Excerpted passage
^^^^^^^^

# Bonding question for Bubinga in high stress application. EPI?



## Resbum (Mar 8, 2010)

I'm trying my hand at making a rifle stock. I found a piece of 4/4 Bubinga that I want to use. It has good grain and no sap pockets, so it's a good candidate for laminating together to get the 2 1/2" I need.

I've never put a lot of research into adhesives before, but this is going to be my all-purpose rifle that I keep for the rest of my life so I'm putting extra effort into doing it the best I can.

From all I've read over the last week Emulsion Polymer Isocyanate (*EPI*) adhesive would be the best choice to laminate the three pieces of bubinga together. I need something that will handle the stress of rough turning the blank, that bonds well to exotic hardwoods, is pretty much weather proof, is proven to last, can handle both large temperature and humidity changes, can handle repeated shocks from the 30.06 recoil, can be cold press clamped, and has an invisible glue line.

EPI adhesive fits all of those requirements.

The problem is I can't find it anywhere in the U.S. in retail quantities, and I've put a large amount of effort into finding it. Correction, I found one source and they wanted $192.50 for the (two) quart mixture. I did find several sources for it in European (UK) websites.

Questions:

Does anyone know where to get retail quantities in the states?

If not, does anyone know where I might be able to get some from a non-standard source?

If I can't find any, what are peoples recommendations for an alternative adhesive for my application?

Any other answers to questions I may not be thinking of or asking.

I really need to find something to use by Thursday. Thursday afternoon I'll have access to a vacuum clamp and all the mechanical clamps I could dream of, and I'll be able to leave it clamped through Sunday. I'm not going to get a better opportunity to do it.

I'm getting kind of desperate here.

If you do recommend an alternative could you please try to justify your choice meeting the requirements I've listed above. I'm learning about adhesives as I go along.

I greatly appreciate any input people may have.

Resbum


----------



## woodnthings (Jan 24, 2009)

*Have you looked here?*

http://www.adhesivewarehouse.com/
:blink: bill


----------



## Texas Sawduster (Apr 27, 2009)

^^^^^^^^

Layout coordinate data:

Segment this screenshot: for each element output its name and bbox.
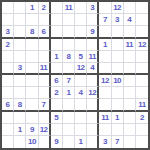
cell-r8c3[interactable] [26,87,38,99]
cell-r5c5[interactable]: 1 [51,51,63,63]
cell-r11c11[interactable] [124,124,136,136]
cell-r1c12[interactable] [136,2,148,14]
cell-r7c12[interactable] [136,75,148,87]
cell-r12c6[interactable] [63,136,75,148]
cell-r7c5[interactable]: 6 [51,75,63,87]
cell-r8c6[interactable]: 1 [63,87,75,99]
cell-r10c7[interactable] [75,112,87,124]
cell-r3c3[interactable]: 8 [26,26,38,38]
cell-r5c7[interactable]: 5 [75,51,87,63]
cell-r8c1[interactable] [2,87,14,99]
cell-r5c6[interactable]: 8 [63,51,75,63]
cell-r7c3[interactable] [26,75,38,87]
cell-r12c10[interactable]: 7 [112,136,124,148]
cell-r2c9[interactable]: 7 [99,14,111,26]
cell-r1c8[interactable]: 3 [87,2,99,14]
cell-r8c11[interactable] [124,87,136,99]
cell-r5c8[interactable]: 11 [87,51,99,63]
cell-r2c8[interactable] [87,14,99,26]
cell-r11c3[interactable]: 9 [26,124,38,136]
cell-r1c3[interactable]: 1 [26,2,38,14]
cell-r4c10[interactable] [112,39,124,51]
cell-r5c4[interactable] [39,51,51,63]
cell-r10c11[interactable] [124,112,136,124]
cell-r10c12[interactable]: 2 [136,112,148,124]
cell-r10c9[interactable]: 11 [99,112,111,124]
cell-r10c6[interactable] [63,112,75,124]
cell-r11c1[interactable] [2,124,14,136]
cell-r11c7[interactable] [75,124,87,136]
cell-r11c9[interactable] [99,124,111,136]
cell-r2c5[interactable] [51,14,63,26]
cell-r12c3[interactable]: 10 [26,136,38,148]
cell-r3c9[interactable] [99,26,111,38]
cell-r6c6[interactable] [63,63,75,75]
cell-r8c9[interactable] [99,87,111,99]
cell-r4c9[interactable]: 1 [99,39,111,51]
cell-r4c1[interactable]: 2 [2,39,14,51]
cell-r3c12[interactable] [136,26,148,38]
cell-r1c6[interactable]: 11 [63,2,75,14]
cell-r1c2[interactable] [14,2,26,14]
cell-r6c4[interactable]: 11 [39,63,51,75]
cell-r11c5[interactable] [51,124,63,136]
cell-r4c11[interactable]: 11 [124,39,136,51]
cell-r9c9[interactable] [99,99,111,111]
cell-r9c10[interactable] [112,99,124,111]
cell-r8c2[interactable] [14,87,26,99]
cell-r7c9[interactable]: 12 [99,75,111,87]
cell-r3c7[interactable] [75,26,87,38]
cell-r7c4[interactable] [39,75,51,87]
cell-r9c8[interactable] [87,99,99,111]
cell-r12c12[interactable] [136,136,148,148]
cell-r3c4[interactable]: 6 [39,26,51,38]
cell-r4c5[interactable] [51,39,63,51]
cell-r12c7[interactable]: 1 [75,136,87,148]
cell-r10c10[interactable]: 1 [112,112,124,124]
cell-r6c12[interactable] [136,63,148,75]
cell-r8c10[interactable] [112,87,124,99]
cell-r5c1[interactable] [2,51,14,63]
cell-r7c11[interactable] [124,75,136,87]
cell-r9c6[interactable] [63,99,75,111]
cell-r3c10[interactable] [112,26,124,38]
cell-r4c3[interactable] [26,39,38,51]
cell-r8c8[interactable]: 12 [87,87,99,99]
cell-r4c8[interactable] [87,39,99,51]
cell-r1c5[interactable] [51,2,63,14]
cell-r9c2[interactable]: 8 [14,99,26,111]
cell-r2c1[interactable] [2,14,14,26]
cell-r11c2[interactable]: 1 [14,124,26,136]
cell-r9c11[interactable] [124,99,136,111]
cell-r5c9[interactable] [99,51,111,63]
cell-r3c6[interactable] [63,26,75,38]
cell-r10c4[interactable] [39,112,51,124]
cell-r11c6[interactable] [63,124,75,136]
cell-r4c7[interactable] [75,39,87,51]
cell-r12c2[interactable] [14,136,26,148]
cell-r2c6[interactable] [63,14,75,26]
cell-r8c7[interactable]: 4 [75,87,87,99]
cell-r6c11[interactable] [124,63,136,75]
cell-r2c11[interactable]: 4 [124,14,136,26]
cell-r6c9[interactable] [99,63,111,75]
cell-r6c10[interactable] [112,63,124,75]
cell-r2c7[interactable] [75,14,87,26]
cell-r3c11[interactable] [124,26,136,38]
cell-r7c7[interactable] [75,75,87,87]
cell-r2c2[interactable] [14,14,26,26]
cell-r3c2[interactable] [14,26,26,38]
cell-r8c5[interactable]: 2 [51,87,63,99]
cell-r6c1[interactable] [2,63,14,75]
sudoku-board: 1211312734386921111218511311124671210214… [0,0,150,150]
cell-r6c7[interactable]: 12 [75,63,87,75]
cell-r11c10[interactable] [112,124,124,136]
cell-r9c7[interactable] [75,99,87,111]
cell-r4c2[interactable] [14,39,26,51]
cell-r11c4[interactable]: 12 [39,124,51,136]
cell-r7c1[interactable] [2,75,14,87]
cell-r5c2[interactable] [14,51,26,63]
cell-r5c12[interactable] [136,51,148,63]
cell-r8c4[interactable] [39,87,51,99]
cell-r4c4[interactable] [39,39,51,51]
cell-r10c5[interactable]: 5 [51,112,63,124]
cell-r7c2[interactable] [14,75,26,87]
cell-r4c12[interactable]: 12 [136,39,148,51]
cell-r2c12[interactable] [136,14,148,26]
cell-r1c10[interactable]: 12 [112,2,124,14]
cell-r10c2[interactable] [14,112,26,124]
cell-r7c8[interactable] [87,75,99,87]
cell-r6c2[interactable]: 3 [14,63,26,75]
cell-r9c3[interactable] [26,99,38,111]
cell-r1c1[interactable] [2,2,14,14]
cell-r4c6[interactable] [63,39,75,51]
cell-r5c10[interactable] [112,51,124,63]
cell-r3c5[interactable] [51,26,63,38]
cell-r12c8[interactable] [87,136,99,148]
cell-r3c1[interactable]: 3 [2,26,14,38]
cell-r12c4[interactable] [39,136,51,148]
cell-r6c5[interactable] [51,63,63,75]
cell-r5c3[interactable] [26,51,38,63]
cell-r1c7[interactable] [75,2,87,14]
cell-r7c10[interactable]: 10 [112,75,124,87]
cell-r1c4[interactable]: 2 [39,2,51,14]
cell-r12c9[interactable]: 3 [99,136,111,148]
cell-r8c12[interactable] [136,87,148,99]
cell-r2c4[interactable] [39,14,51,26]
cell-r9c12[interactable]: 11 [136,99,148,111]
cell-r7c6[interactable]: 7 [63,75,75,87]
cell-r12c11[interactable] [124,136,136,148]
cell-r9c5[interactable] [51,99,63,111]
cell-r10c3[interactable] [26,112,38,124]
cell-r11c12[interactable] [136,124,148,136]
cell-r3c8[interactable]: 9 [87,26,99,38]
cell-r6c3[interactable] [26,63,38,75]
cell-r1c11[interactable] [124,2,136,14]
cell-r6c8[interactable]: 4 [87,63,99,75]
cell-r2c3[interactable] [26,14,38,26]
cell-r10c1[interactable] [2,112,14,124]
cell-r5c11[interactable] [124,51,136,63]
cell-r1c9[interactable] [99,2,111,14]
cell-r9c4[interactable]: 7 [39,99,51,111]
cell-r9c1[interactable]: 6 [2,99,14,111]
cell-r10c8[interactable] [87,112,99,124]
cell-r12c1[interactable] [2,136,14,148]
cell-r12c5[interactable]: 9 [51,136,63,148]
cell-r11c8[interactable] [87,124,99,136]
cell-r2c10[interactable]: 3 [112,14,124,26]
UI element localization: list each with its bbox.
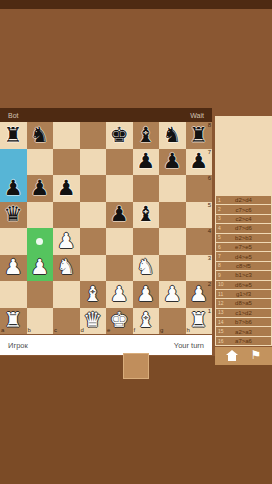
file-label-c: c: [54, 327, 57, 334]
square-f5[interactable]: ♝: [133, 202, 160, 229]
black-bishop[interactable]: ♝: [136, 125, 155, 146]
square-b5[interactable]: [27, 202, 54, 229]
square-b2[interactable]: [27, 281, 54, 308]
file-label-a: a: [1, 327, 4, 334]
move-text: b2>b3: [235, 235, 252, 241]
move-row: 14b7>b6: [216, 318, 271, 326]
white-queen[interactable]: ♛: [83, 310, 102, 331]
square-f7[interactable]: ♟: [133, 149, 160, 176]
opponent-status: Wait: [190, 112, 204, 119]
move-row: 16a7>a6: [216, 337, 271, 345]
square-a7[interactable]: [0, 149, 27, 176]
file-label-b: b: [28, 327, 31, 334]
rank-label-6: 6: [208, 175, 211, 182]
square-d6[interactable]: [80, 175, 107, 202]
square-f4[interactable]: [133, 228, 160, 255]
move-number: 15: [218, 329, 224, 334]
move-text: c8>f5: [236, 263, 251, 269]
square-d2[interactable]: ♝: [80, 281, 107, 308]
move-number: 10: [218, 282, 224, 287]
black-pawn[interactable]: ♟: [163, 151, 182, 172]
black-bishop[interactable]: ♝: [136, 204, 155, 225]
black-rook[interactable]: ♜: [189, 125, 208, 146]
square-h7[interactable]: ♟7: [186, 149, 213, 176]
move-number: 7: [218, 254, 221, 259]
black-knight[interactable]: ♞: [30, 125, 49, 146]
action-bar: ⚑: [215, 347, 272, 365]
white-bishop[interactable]: ♝: [136, 310, 155, 331]
move-text: a2>a3: [235, 329, 252, 335]
move-number: 4: [218, 226, 221, 231]
white-pawn[interactable]: ♟: [110, 284, 129, 305]
rank-label-4: 4: [208, 228, 211, 235]
player-name: Игрок: [8, 341, 28, 350]
move-row: 1d2>d4: [216, 196, 271, 204]
square-c3[interactable]: ♞: [53, 255, 80, 282]
square-e3[interactable]: [106, 255, 133, 282]
player-bar: Игрок Your turn: [0, 335, 212, 355]
move-number: 14: [218, 320, 224, 325]
square-g2[interactable]: ♟: [159, 281, 186, 308]
square-e1[interactable]: ♚e: [106, 308, 133, 335]
square-f6[interactable]: [133, 175, 160, 202]
move-row: 12d8>a5: [216, 299, 271, 307]
square-h4[interactable]: 4: [186, 228, 213, 255]
home-icon[interactable]: [226, 355, 238, 362]
app-root: Bot Wait ♜♞♚♝♞♜8♟♟♟7♟♟♟6♛♟♝5♟4♟♟♞♞3♝♟♟♟♟…: [0, 0, 272, 484]
move-number: 5: [218, 235, 221, 240]
white-knight[interactable]: ♞: [57, 257, 76, 278]
square-h3[interactable]: 3: [186, 255, 213, 282]
square-b7[interactable]: [27, 149, 54, 176]
rank-label-7: 7: [208, 149, 211, 156]
black-pawn[interactable]: ♟: [30, 178, 49, 199]
move-text: d6>e5: [235, 282, 252, 288]
move-text: d4>e5: [235, 254, 252, 260]
square-g8[interactable]: ♞: [159, 122, 186, 149]
square-e7[interactable]: [106, 149, 133, 176]
move-row: 4d7>d6: [216, 224, 271, 232]
move-text: b1>c3: [235, 272, 252, 278]
square-b8[interactable]: ♞: [27, 122, 54, 149]
black-queen[interactable]: ♛: [4, 204, 23, 225]
square-g7[interactable]: ♟: [159, 149, 186, 176]
move-number: 11: [218, 292, 223, 297]
square-h2[interactable]: ♟2: [186, 281, 213, 308]
square-e2[interactable]: ♟: [106, 281, 133, 308]
square-e6[interactable]: [106, 175, 133, 202]
square-g5[interactable]: [159, 202, 186, 229]
square-b4[interactable]: [27, 228, 54, 255]
black-knight[interactable]: ♞: [163, 125, 182, 146]
square-c6[interactable]: ♟: [53, 175, 80, 202]
square-g6[interactable]: [159, 175, 186, 202]
square-h5[interactable]: 5: [186, 202, 213, 229]
black-pawn[interactable]: ♟: [136, 151, 155, 172]
square-a4[interactable]: [0, 228, 27, 255]
square-b3[interactable]: ♟: [27, 255, 54, 282]
move-number: 16: [218, 339, 224, 344]
move-row: 10d6>e5: [216, 281, 271, 289]
file-label-e: e: [107, 327, 110, 334]
file-label-g: g: [160, 327, 163, 334]
move-number: 13: [218, 310, 224, 315]
player-status: Your turn: [174, 341, 204, 350]
square-c4[interactable]: ♟: [53, 228, 80, 255]
white-pawn[interactable]: ♟: [189, 284, 208, 305]
move-text: g1>f3: [236, 291, 251, 297]
move-number: 2: [218, 207, 221, 212]
white-rook[interactable]: ♜: [4, 310, 23, 331]
move-text: a7>a6: [235, 338, 252, 344]
square-a5[interactable]: ♛: [0, 202, 27, 229]
square-d3[interactable]: [80, 255, 107, 282]
square-g3[interactable]: [159, 255, 186, 282]
black-king[interactable]: ♚: [110, 125, 129, 146]
move-text: d7>d6: [235, 225, 252, 231]
white-pawn[interactable]: ♟: [57, 231, 76, 252]
move-row: 5b2>b3: [216, 234, 271, 242]
square-f2[interactable]: ♟: [133, 281, 160, 308]
square-c2[interactable]: [53, 281, 80, 308]
square-e8[interactable]: ♚: [106, 122, 133, 149]
move-row: 7d4>e5: [216, 252, 271, 260]
square-a1[interactable]: ♜a: [0, 308, 27, 335]
black-pawn[interactable]: ♟: [57, 178, 76, 199]
square-c8[interactable]: [53, 122, 80, 149]
square-d4[interactable]: [80, 228, 107, 255]
move-number: 8: [218, 263, 221, 268]
move-number: 12: [218, 301, 224, 306]
square-d1[interactable]: ♛d: [80, 308, 107, 335]
move-number: 6: [218, 245, 221, 250]
move-row: 6e7>e5: [216, 243, 271, 251]
square-g1[interactable]: g: [159, 308, 186, 335]
move-text: d2>d4: [235, 197, 252, 203]
square-e5[interactable]: ♟: [106, 202, 133, 229]
flag-icon[interactable]: ⚑: [251, 349, 262, 361]
rank-label-3: 3: [208, 255, 211, 262]
square-h8[interactable]: ♜8: [186, 122, 213, 149]
square-g4[interactable]: [159, 228, 186, 255]
square-d5[interactable]: [80, 202, 107, 229]
rank-label-1: 1: [208, 308, 211, 315]
square-a8[interactable]: ♜: [0, 122, 27, 149]
square-a2[interactable]: [0, 281, 27, 308]
square-h1[interactable]: ♜1h: [186, 308, 213, 335]
move-text: c7>c6: [235, 207, 251, 213]
white-pawn[interactable]: ♟: [163, 284, 182, 305]
rank-label-2: 2: [208, 281, 211, 288]
move-text: b7>b6: [235, 319, 252, 325]
file-label-f: f: [134, 327, 136, 334]
move-row: 8c8>f5: [216, 262, 271, 270]
black-pawn[interactable]: ♟: [189, 151, 208, 172]
move-text: e7>e5: [235, 244, 252, 250]
move-text: d8>a5: [235, 300, 252, 306]
move-row: 13c1>d2: [216, 309, 271, 317]
square-d7[interactable]: [80, 149, 107, 176]
square-a6[interactable]: ♟: [0, 175, 27, 202]
black-pawn[interactable]: ♟: [110, 204, 129, 225]
square-f3[interactable]: ♞: [133, 255, 160, 282]
white-knight[interactable]: ♞: [136, 257, 155, 278]
chess-board[interactable]: ♜♞♚♝♞♜8♟♟♟7♟♟♟6♛♟♝5♟4♟♟♞♞3♝♟♟♟♟2♜abc♛d♚e…: [0, 122, 212, 334]
black-rook[interactable]: ♜: [4, 125, 23, 146]
square-c5[interactable]: [53, 202, 80, 229]
move-row: 11g1>f3: [216, 290, 271, 298]
white-king[interactable]: ♚: [110, 310, 129, 331]
top-strip: [0, 0, 272, 9]
square-d8[interactable]: [80, 122, 107, 149]
square-c7[interactable]: [53, 149, 80, 176]
file-label-h: h: [187, 327, 190, 334]
square-a3[interactable]: ♟: [0, 255, 27, 282]
move-row: 2c7>c6: [216, 205, 271, 213]
square-e4[interactable]: [106, 228, 133, 255]
square-f8[interactable]: ♝: [133, 122, 160, 149]
rank-label-5: 5: [208, 202, 211, 209]
move-row: 3c2>c4: [216, 215, 271, 223]
black-pawn[interactable]: ♟: [4, 178, 23, 199]
white-pawn[interactable]: ♟: [4, 257, 23, 278]
move-text: c2>c4: [235, 216, 251, 222]
square-c1[interactable]: c: [53, 308, 80, 335]
white-bishop[interactable]: ♝: [83, 284, 102, 305]
legal-move-dot[interactable]: [36, 238, 43, 245]
opponent-bar: Bot Wait: [0, 108, 212, 122]
move-number: 9: [218, 273, 221, 278]
white-pawn[interactable]: ♟: [136, 284, 155, 305]
move-row: 9b1>c3: [216, 271, 271, 279]
white-pawn[interactable]: ♟: [30, 257, 49, 278]
move-text: c1>d2: [235, 310, 252, 316]
move-number: 1: [218, 198, 221, 203]
file-label-d: d: [81, 327, 84, 334]
square-b6[interactable]: ♟: [27, 175, 54, 202]
square-f1[interactable]: ♝f: [133, 308, 160, 335]
white-rook[interactable]: ♜: [189, 310, 208, 331]
spare-square: [123, 353, 149, 379]
opponent-name: Bot: [8, 112, 19, 119]
move-row: 15a2>a3: [216, 327, 271, 335]
rank-label-8: 8: [208, 122, 211, 129]
square-h6[interactable]: 6: [186, 175, 213, 202]
move-list-panel: 1d2>d42c7>c63c2>c44d7>d65b2>b36e7>e57d4>…: [215, 116, 272, 346]
move-number: 3: [218, 216, 221, 221]
square-b1[interactable]: b: [27, 308, 54, 335]
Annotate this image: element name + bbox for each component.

^^^^^^^^

Exercises to complete
1. From the forum thread on gluing Bubinga, return the passage between "Does anyone know where to" and "of desperate here.", inclusive.
2. In the forum thread on gluing Bubinga, what price did the single U.S. source ask for the EPI adhesive?
3. Write the next part of the forum thread on gluing Bubinga, beginning right after its final line.

Results of the tasks
1.
Does anyone know where to get retail quantities in the states?

If not, does anyone know where I might be able to get some from a non-standard source?

If I can't find any, what are peoples recommendations for an alternative adhesive for my application?

Any other answers to questions I may not be thinking of or asking.

I really need to find something to use by Thursday. Thursday afternoon I'll have access to a vacuum clamp and all the mechanical clamps I could dream of, and I'll be able to leave it clamped through Sunday. I'm not going to get a better opportunity to do it.

I'm getting kind of desperate here.

2. $192.50 for the two-quart mixture.

3.
*Hhhhmmm*

Well, since I have not come across this type of situation as of yet, I don't have anything to offer except the traditional glues. I have some Hondoura Mahogany in short lengths and wanted to make a rifle stock as well. I have not investigated adhesives/glues as of yet. Let us know how this works for ya.


----------



## frankp (Oct 29, 2007)

For what it's worth, standard wood glue will do all the things you listed above as necessary features. If not that, then any 2 part epoxy (MAS, System 3, whatever) will also work just fine. Other than recoil shock, standard wood glue and epoxy go through the environmentals you listed pretty regularly, and I suspect you'll find there are plenty of stocks glued up with yellow wood glues, all over the place.


----------



## phinds (Mar 25, 2009)

I agree w/ Frank ... don't see why you need some expensive specialty glue. I do think, however, that you should use TiteBond III instead of just plain old yellow, because of it's better properties outdoors. Also, be careful to not overclamp and squeeze out so much of the glue that you weaken the joint. I made that mistake when I first started --- thought that tight clamping meant a good joint but I overdid it.

Paul


----------



## Resbum (Mar 8, 2010)

Thanks Woodnthings, Tex, Frank, and Paul,

Tex, I'll let you know the outcome.

Frank and Paul, thanks for the input. I was keeping epoxy and Titebond III as my alternatives. I found a supplier who said he may be able to get me a "sample" quantity of the EPI. I thought that was pretty decent of him to try. It appears the EPI is pretty much an industrial adhesive and generally sold in "Large" quantities.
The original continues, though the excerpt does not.